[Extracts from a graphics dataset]
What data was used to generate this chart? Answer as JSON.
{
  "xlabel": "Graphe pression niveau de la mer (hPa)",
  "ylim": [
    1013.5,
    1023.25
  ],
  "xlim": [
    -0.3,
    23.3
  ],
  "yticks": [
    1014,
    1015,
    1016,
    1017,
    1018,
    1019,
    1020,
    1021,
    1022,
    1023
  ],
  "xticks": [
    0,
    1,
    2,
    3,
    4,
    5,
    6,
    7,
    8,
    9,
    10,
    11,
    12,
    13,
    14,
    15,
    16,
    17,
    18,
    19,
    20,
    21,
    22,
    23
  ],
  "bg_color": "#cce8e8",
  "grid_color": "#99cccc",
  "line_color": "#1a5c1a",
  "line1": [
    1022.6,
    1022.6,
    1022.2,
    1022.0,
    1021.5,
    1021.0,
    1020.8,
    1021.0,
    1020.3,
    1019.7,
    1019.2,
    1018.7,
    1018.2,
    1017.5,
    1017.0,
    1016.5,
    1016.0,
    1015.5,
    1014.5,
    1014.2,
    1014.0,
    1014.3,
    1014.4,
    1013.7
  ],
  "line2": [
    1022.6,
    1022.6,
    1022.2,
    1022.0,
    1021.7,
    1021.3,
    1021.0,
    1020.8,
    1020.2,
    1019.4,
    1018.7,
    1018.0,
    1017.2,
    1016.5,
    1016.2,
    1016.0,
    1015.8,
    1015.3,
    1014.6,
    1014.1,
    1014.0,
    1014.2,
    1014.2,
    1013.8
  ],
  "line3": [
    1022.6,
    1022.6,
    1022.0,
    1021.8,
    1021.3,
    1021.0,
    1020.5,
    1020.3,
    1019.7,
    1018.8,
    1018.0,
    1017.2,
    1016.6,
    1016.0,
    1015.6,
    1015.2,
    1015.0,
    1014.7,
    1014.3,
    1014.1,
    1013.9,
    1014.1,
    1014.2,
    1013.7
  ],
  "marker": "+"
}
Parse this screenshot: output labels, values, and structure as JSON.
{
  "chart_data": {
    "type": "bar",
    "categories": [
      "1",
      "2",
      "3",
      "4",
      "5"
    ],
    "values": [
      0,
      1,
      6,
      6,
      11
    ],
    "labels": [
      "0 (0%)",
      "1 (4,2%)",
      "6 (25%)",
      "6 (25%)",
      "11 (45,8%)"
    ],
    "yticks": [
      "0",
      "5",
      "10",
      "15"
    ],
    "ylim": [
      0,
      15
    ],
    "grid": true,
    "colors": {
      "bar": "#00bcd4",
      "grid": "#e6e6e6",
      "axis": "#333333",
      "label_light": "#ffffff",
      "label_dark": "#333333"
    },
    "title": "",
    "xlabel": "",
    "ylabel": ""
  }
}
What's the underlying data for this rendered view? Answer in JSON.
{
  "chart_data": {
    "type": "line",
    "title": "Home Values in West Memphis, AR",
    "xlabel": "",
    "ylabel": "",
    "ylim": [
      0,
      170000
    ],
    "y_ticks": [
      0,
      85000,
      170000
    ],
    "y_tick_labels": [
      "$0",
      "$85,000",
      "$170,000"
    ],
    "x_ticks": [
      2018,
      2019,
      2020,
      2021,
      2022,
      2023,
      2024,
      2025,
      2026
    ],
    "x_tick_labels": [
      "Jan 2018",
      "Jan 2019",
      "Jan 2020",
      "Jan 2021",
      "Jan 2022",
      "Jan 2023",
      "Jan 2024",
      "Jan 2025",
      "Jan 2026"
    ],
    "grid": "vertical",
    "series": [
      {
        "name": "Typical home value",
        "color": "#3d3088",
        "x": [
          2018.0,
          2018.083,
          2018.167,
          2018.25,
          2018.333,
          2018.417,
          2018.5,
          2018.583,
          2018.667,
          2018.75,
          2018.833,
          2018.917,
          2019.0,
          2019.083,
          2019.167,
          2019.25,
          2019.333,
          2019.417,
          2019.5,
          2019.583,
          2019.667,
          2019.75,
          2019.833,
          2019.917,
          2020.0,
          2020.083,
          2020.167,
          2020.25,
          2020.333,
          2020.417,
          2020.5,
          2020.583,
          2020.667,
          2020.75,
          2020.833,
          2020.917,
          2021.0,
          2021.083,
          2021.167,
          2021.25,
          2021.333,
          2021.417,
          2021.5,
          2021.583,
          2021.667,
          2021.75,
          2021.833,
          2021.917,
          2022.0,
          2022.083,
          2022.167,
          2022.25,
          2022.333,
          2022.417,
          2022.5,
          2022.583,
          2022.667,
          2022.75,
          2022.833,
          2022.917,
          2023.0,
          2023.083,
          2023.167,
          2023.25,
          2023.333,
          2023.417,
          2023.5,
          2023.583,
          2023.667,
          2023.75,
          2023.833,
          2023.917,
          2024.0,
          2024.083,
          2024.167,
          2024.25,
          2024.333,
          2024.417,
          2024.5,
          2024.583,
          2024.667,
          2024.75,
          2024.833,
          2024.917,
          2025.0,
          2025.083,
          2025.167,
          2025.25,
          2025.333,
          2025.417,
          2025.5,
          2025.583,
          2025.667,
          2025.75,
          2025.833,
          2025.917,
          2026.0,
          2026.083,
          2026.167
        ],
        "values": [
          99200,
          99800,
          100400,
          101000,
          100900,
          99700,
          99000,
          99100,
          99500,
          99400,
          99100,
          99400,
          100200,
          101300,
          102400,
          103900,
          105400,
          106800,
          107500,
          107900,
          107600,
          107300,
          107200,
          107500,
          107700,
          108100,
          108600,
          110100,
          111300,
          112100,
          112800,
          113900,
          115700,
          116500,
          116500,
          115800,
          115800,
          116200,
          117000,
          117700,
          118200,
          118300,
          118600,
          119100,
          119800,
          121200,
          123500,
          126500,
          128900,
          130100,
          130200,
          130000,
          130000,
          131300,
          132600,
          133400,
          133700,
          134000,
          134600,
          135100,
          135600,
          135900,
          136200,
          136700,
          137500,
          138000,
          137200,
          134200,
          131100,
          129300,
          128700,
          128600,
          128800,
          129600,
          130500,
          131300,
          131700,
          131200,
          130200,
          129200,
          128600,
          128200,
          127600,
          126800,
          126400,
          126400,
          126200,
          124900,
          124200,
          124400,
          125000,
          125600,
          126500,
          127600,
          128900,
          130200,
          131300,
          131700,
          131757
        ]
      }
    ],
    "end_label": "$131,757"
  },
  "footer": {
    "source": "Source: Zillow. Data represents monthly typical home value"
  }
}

• WHAT TO WORK ON: Every line that holds the word "Answer" should be extracted.

• THE RESULT:
What data was used to generate this chart? Answer as JSON.
What's the underlying data for this rendered view? Answer in JSON.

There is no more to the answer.